TEXT FOR ANALYSIS:

--- START ---

- Type: Dual uniform tiling
- Wallpaper group: cmm, [∞,2^{+},∞], (2*22)
- Dual: Elongated triangular tiling
- Properties: face-transitive

= Elongated triangular tiling =

Semiregular tiling of the plane

In geometry, the elongated triangular tiling is a semiregular tiling of the Euclidean plane. There are three triangles and two squares on each vertex. It is named as a triangular tiling elongated by rows of squares, and given Schläfli symbol {3,6}:e.

Conway calls it a isosnub quadrille.

There are 3 regular and 8 semiregular tilings in the plane. This tiling is similar to the snub square tiling which also has 3 triangles and two squares on a vertex, but in a different order.

Elongated triangular tiling
Elongated triangular tiling
| Type | Semiregular tiling |
| Vertex configuration | 3.3.3.4.4 |
| Schläfli symbol | {3,6}:e s{∞}h_{1}{∞} |
| Wythoff symbol | 2 | 2 (2 2) |
| Coxeter diagram |  |
| Symmetry | cmm, [∞,2^{+},∞], (2*22) |
| Rotation symmetry | p2, [∞,2,∞]^{+}, (2222) |
| Bowers acronym | Etrat |
| Dual | Prismatic pentagonal tiling |
| Properties | Vertex-transitive |

== Construction==
It is also the only convex uniform tiling that can not be created as a Wythoff construction. It can be constructed as alternate layers of apeirogonal prisms and apeirogonal antiprisms.

== Uniform colorings ==

There is one uniform colorings of an elongated triangular tiling. Two 2-uniform colorings have a single vertex figure, 11123, with two colors of squares, but are not 1-uniform, repeated either by reflection or glide reflection, or in general each row of squares can be shifted around independently. The 2-uniform tilings are also called Archimedean colorings. There are infinite variations of these Archimedean colorings by arbitrary shifts in the square row colorings.

| 11122 (1-uniform) | 11123 (2-uniform or 1-Archimedean) |  |
|---|---|---|
| cmm (2*22) | pmg (22*) | pgg (22×) |

== Circle packing ==
The elongated triangular tiling can be used as a circle packing, placing equal diameter circles at the center of every point. Every circle is in contact with 5 other circles in the packing (kissing number).

== Related tilings ==

Sections of stacked triangles and squares can be combined into radial forms. This mixes two vertex configurations, 3.3.3.4.4 and 3.3.4.3.4 on the transitions. Twelve copies are needed to fill the plane with different center arrangements. The duals will mix in cairo pentagonal tiling pentagons.

--- END ---

[Data excerpts]
--- START ---

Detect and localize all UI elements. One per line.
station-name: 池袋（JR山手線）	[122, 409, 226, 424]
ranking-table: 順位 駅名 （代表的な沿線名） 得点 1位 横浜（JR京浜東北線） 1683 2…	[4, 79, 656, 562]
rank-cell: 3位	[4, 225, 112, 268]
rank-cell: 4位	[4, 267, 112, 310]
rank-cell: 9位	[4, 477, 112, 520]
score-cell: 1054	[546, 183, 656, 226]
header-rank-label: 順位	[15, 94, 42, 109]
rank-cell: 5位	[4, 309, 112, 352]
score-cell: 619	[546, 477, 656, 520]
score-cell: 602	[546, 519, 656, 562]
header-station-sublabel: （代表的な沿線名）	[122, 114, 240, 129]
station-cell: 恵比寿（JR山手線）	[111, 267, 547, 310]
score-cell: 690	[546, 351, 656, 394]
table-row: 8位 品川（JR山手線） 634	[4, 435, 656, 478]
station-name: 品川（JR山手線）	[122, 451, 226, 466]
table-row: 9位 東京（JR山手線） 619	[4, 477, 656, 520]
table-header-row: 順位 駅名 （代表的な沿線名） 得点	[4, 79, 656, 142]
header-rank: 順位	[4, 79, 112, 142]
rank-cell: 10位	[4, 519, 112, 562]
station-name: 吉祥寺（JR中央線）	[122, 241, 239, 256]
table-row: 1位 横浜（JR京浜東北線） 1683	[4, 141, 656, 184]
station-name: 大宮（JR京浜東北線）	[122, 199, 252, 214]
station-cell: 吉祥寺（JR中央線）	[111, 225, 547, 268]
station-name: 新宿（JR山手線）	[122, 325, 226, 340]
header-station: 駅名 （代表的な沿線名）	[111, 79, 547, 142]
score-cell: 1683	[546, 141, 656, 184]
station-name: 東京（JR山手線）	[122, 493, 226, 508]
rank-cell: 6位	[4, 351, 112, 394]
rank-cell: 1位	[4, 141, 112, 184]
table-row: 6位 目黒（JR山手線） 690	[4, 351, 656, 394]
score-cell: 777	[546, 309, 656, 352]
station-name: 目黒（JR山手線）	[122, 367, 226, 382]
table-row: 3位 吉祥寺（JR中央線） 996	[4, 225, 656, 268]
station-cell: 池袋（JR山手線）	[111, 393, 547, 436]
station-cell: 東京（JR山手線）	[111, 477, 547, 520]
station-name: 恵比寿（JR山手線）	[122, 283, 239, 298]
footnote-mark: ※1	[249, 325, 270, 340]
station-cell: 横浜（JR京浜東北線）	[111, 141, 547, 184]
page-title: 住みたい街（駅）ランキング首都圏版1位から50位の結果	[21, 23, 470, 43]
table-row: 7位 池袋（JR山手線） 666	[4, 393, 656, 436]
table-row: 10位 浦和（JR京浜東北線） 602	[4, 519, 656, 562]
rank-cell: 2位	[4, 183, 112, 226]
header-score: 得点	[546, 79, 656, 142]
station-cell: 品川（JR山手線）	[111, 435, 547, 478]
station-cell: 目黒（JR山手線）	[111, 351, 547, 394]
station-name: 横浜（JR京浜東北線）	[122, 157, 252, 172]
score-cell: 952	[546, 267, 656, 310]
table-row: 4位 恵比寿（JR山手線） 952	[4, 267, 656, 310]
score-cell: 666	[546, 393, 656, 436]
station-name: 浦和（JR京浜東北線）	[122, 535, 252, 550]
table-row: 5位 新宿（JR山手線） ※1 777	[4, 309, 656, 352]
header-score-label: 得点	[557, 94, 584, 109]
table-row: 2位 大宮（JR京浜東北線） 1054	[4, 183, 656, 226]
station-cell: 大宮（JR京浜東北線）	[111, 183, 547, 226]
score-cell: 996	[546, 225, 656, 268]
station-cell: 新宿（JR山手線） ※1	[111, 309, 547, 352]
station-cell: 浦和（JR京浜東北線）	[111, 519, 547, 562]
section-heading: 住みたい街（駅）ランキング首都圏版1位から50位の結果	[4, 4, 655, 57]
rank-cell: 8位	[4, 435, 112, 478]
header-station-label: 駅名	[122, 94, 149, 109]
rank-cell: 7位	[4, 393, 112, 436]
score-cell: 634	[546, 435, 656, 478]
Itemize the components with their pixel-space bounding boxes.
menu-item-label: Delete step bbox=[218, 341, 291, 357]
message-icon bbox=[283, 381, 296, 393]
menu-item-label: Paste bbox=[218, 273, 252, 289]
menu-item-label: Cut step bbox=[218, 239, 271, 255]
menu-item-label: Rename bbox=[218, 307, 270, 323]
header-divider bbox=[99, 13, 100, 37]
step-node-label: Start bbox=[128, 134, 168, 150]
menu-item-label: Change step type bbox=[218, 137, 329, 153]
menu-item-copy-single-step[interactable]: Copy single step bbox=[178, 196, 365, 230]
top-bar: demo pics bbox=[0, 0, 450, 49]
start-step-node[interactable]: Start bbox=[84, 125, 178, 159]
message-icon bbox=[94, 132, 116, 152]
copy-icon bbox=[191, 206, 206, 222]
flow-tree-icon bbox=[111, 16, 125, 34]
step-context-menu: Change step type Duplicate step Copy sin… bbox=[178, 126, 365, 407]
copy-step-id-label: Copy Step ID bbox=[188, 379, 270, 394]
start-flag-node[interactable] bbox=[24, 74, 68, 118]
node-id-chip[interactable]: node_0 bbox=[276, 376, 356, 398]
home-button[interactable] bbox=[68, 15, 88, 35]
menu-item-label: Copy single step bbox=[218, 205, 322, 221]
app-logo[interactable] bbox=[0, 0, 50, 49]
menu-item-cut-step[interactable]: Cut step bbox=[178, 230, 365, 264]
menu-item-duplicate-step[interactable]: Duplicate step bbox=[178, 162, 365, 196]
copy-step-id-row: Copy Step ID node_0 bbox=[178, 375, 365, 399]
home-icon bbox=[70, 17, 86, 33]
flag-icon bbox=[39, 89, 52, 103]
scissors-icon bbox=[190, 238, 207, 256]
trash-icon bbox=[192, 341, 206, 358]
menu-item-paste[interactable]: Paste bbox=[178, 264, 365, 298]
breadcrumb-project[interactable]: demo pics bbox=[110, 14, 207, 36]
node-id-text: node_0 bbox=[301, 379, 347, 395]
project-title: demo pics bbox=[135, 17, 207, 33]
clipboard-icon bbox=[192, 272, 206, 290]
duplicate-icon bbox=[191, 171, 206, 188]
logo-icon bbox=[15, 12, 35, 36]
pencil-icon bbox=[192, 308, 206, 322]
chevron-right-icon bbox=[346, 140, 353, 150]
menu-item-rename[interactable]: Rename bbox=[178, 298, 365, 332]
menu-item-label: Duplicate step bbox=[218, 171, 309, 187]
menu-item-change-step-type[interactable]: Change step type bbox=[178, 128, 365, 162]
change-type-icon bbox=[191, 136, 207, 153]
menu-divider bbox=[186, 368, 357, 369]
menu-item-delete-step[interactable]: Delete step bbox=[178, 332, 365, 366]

--- END ---

WORK TO BE COMPLETED: Reproduce, word for word, the part of the elongated triangular tiling text starting with "There is one" and going on through "square row colorings.". The records are separate material and have no connection to the text on the elongated triangular tiling.

SOLUTION FOR THIS TASK:
There is one uniform colorings of an elongated triangular tiling. Two 2-uniform colorings have a single vertex figure, 11123, with two colors of squares, but are not 1-uniform, repeated either by reflection or glide reflection, or in general each row of squares can be shifted around independently. The 2-uniform tilings are also called Archimedean colorings. There are infinite variations of these Archimedean colorings by arbitrary shifts in the square row colorings.